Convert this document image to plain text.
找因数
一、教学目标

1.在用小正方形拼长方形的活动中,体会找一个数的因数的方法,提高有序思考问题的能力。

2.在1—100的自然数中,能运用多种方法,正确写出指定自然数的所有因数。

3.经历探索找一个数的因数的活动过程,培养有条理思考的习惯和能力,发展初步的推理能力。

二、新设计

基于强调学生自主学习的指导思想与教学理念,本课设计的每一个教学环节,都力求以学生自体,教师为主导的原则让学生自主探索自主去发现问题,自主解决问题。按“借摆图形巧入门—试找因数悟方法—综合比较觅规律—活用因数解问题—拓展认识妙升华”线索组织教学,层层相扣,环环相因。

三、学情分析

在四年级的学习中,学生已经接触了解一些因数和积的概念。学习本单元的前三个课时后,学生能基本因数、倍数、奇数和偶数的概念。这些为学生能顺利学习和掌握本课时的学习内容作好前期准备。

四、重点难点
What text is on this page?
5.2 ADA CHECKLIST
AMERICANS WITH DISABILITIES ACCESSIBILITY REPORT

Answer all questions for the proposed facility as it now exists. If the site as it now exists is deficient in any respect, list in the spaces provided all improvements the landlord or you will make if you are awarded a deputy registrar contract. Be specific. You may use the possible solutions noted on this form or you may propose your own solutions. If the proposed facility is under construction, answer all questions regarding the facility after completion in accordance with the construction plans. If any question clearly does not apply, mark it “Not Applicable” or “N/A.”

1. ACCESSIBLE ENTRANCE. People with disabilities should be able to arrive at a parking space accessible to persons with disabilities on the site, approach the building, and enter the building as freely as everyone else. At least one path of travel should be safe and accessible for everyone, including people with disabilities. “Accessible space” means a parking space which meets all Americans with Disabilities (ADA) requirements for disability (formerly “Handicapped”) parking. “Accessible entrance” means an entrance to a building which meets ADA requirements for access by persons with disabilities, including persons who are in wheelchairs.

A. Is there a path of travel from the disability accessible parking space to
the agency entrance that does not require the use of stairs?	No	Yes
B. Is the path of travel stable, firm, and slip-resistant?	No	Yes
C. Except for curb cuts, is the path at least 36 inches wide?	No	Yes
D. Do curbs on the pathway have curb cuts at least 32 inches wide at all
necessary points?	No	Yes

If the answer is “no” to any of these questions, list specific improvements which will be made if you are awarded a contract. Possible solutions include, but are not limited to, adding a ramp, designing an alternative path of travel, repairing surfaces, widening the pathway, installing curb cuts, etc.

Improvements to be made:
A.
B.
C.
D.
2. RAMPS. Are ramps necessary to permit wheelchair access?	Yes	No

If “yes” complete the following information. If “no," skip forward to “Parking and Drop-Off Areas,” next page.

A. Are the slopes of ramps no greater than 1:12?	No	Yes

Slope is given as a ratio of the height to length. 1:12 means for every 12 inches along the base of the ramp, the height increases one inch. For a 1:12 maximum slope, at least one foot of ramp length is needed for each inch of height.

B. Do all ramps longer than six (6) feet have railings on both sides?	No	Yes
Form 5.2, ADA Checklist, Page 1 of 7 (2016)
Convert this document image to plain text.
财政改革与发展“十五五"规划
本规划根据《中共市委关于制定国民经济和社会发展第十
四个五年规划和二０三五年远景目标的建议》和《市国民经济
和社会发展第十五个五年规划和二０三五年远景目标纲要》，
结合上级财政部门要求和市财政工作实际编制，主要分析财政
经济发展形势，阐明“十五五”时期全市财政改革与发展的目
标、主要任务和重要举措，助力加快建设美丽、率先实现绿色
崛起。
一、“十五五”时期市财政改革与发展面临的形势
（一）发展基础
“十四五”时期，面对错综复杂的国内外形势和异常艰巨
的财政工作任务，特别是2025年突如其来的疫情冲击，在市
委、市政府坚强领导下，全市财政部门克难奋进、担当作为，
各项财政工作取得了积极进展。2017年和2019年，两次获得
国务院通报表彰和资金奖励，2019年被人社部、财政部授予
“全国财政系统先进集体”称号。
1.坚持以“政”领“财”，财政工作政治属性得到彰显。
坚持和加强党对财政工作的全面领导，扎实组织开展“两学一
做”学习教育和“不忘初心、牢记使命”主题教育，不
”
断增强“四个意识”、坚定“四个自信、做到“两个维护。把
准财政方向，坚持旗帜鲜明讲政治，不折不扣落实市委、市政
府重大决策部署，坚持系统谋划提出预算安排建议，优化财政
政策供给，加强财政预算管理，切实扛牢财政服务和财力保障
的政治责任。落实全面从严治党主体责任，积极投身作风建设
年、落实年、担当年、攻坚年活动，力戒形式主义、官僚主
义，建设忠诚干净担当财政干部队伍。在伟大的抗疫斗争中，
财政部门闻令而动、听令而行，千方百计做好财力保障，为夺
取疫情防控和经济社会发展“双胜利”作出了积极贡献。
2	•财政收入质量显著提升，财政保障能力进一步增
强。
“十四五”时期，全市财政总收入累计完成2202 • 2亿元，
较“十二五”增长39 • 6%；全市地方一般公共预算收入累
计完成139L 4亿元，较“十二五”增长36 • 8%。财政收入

Prompt:
Go through the material above line by line and copy it exactly.

Exercise answer:
Convert this document image to plain text.
找因数
一、教学目标

1.在用小正方形拼长方形的活动中,体会找一个数的因数的方法,提高有序思考问题的能力。

2.在1—100的自然数中,能运用多种方法,正确写出指定自然数的所有因数。

3.经历探索找一个数的因数的活动过程,培养有条理思考的习惯和能力,发展初步的推理能力。

二、新设计

基于强调学生自主学习的指导思想与教学理念,本课设计的每一个教学环节,都力求以学生自体,教师为主导的原则让学生自主探索自主去发现问题,自主解决问题。按“借摆图形巧入门—试找因数悟方法—综合比较觅规律—活用因数解问题—拓展认识妙升华”线索组织教学,层层相扣,环环相因。

三、学情分析

在四年级的学习中,学生已经接触了解一些因数和积的概念。学习本单元的前三个课时后,学生能基本因数、倍数、奇数和偶数的概念。这些为学生能顺利学习和掌握本课时的学习内容作好前期准备。

四、重点难点
What text is on this page?
5.2 ADA CHECKLIST
AMERICANS WITH DISABILITIES ACCESSIBILITY REPORT

Answer all questions for the proposed facility as it now exists. If the site as it now exists is deficient in any respect, list in the spaces provided all improvements the landlord or you will make if you are awarded a deputy registrar contract. Be specific. You may use the possible solutions noted on this form or you may propose your own solutions. If the proposed facility is under construction, answer all questions regarding the facility after completion in accordance with the construction plans. If any question clearly does not apply, mark it “Not Applicable” or “N/A.”

1. ACCESSIBLE ENTRANCE. People with disabilities should be able to arrive at a parking space accessible to persons with disabilities on the site, approach the building, and enter the building as freely as everyone else. At least one path of travel should be safe and accessible for everyone, including people with disabilities. “Accessible space” means a parking space which meets all Americans with Disabilities (ADA) requirements for disability (formerly “Handicapped”) parking. “Accessible entrance” means an entrance to a building which meets ADA requirements for access by persons with disabilities, including persons who are in wheelchairs.

A. Is there a path of travel from the disability accessible parking space to
the agency entrance that does not require the use of stairs?	No	Yes
B. Is the path of travel stable, firm, and slip-resistant?	No	Yes
C. Except for curb cuts, is the path at least 36 inches wide?	No	Yes
D. Do curbs on the pathway have curb cuts at least 32 inches wide at all
necessary points?	No	Yes

If the answer is “no” to any of these questions, list specific improvements which will be made if you are awarded a contract. Possible solutions include, but are not limited to, adding a ramp, designing an alternative path of travel, repairing surfaces, widening the pathway, installing curb cuts, etc.

Improvements to be made:
A.
B.
C.
D.
2. RAMPS. Are ramps necessary to permit wheelchair access?	Yes	No

If “yes” complete the following information. If “no," skip forward to “Parking and Drop-Off Areas,” next page.

A. Are the slopes of ramps no greater than 1:12?	No	Yes

Slope is given as a ratio of the height to length. 1:12 means for every 12 inches along the base of the ramp, the height increases one inch. For a 1:12 maximum slope, at least one foot of ramp length is needed for each inch of height.

B. Do all ramps longer than six (6) feet have railings on both sides?	No	Yes
Form 5.2, ADA Checklist, Page 1 of 7 (2016)
Convert this document image to plain text.
财政改革与发展“十五五"规划
本规划根据《中共市委关于制定国民经济和社会发展第十
四个五年规划和二０三五年远景目标的建议》和《市国民经济
和社会发展第十五个五年规划和二０三五年远景目标纲要》，
结合上级财政部门要求和市财政工作实际编制，主要分析财政
经济发展形势，阐明“十五五”时期全市财政改革与发展的目
标、主要任务和重要举措，助力加快建设美丽、率先实现绿色
崛起。
一、“十五五”时期市财政改革与发展面临的形势
（一）发展基础
“十四五”时期，面对错综复杂的国内外形势和异常艰巨
的财政工作任务，特别是2025年突如其来的疫情冲击，在市
委、市政府坚强领导下，全市财政部门克难奋进、担当作为，
各项财政工作取得了积极进展。2017年和2019年，两次获得
国务院通报表彰和资金奖励，2019年被人社部、财政部授予
“全国财政系统先进集体”称号。
1.坚持以“政”领“财”，财政工作政治属性得到彰显。
坚持和加强党对财政工作的全面领导，扎实组织开展“两学一
做”学习教育和“不忘初心、牢记使命”主题教育，不
”
断增强“四个意识”、坚定“四个自信、做到“两个维护。把
准财政方向，坚持旗帜鲜明讲政治，不折不扣落实市委、市政
府重大决策部署，坚持系统谋划提出预算安排建议，优化财政
政策供给，加强财政预算管理，切实扛牢财政服务和财力保障
的政治责任。落实全面从严治党主体责任，积极投身作风建设
年、落实年、担当年、攻坚年活动，力戒形式主义、官僚主
义，建设忠诚干净担当财政干部队伍。在伟大的抗疫斗争中，
财政部门闻令而动、听令而行，千方百计做好财力保障，为夺
取疫情防控和经济社会发展“双胜利”作出了积极贡献。
2	•财政收入质量显著提升，财政保障能力进一步增
强。
“十四五”时期，全市财政总收入累计完成2202 • 2亿元，
较“十二五”增长39 • 6%；全市地方一般公共预算收入累
计完成139L 4亿元，较“十二五”增长36 • 8%。财政收入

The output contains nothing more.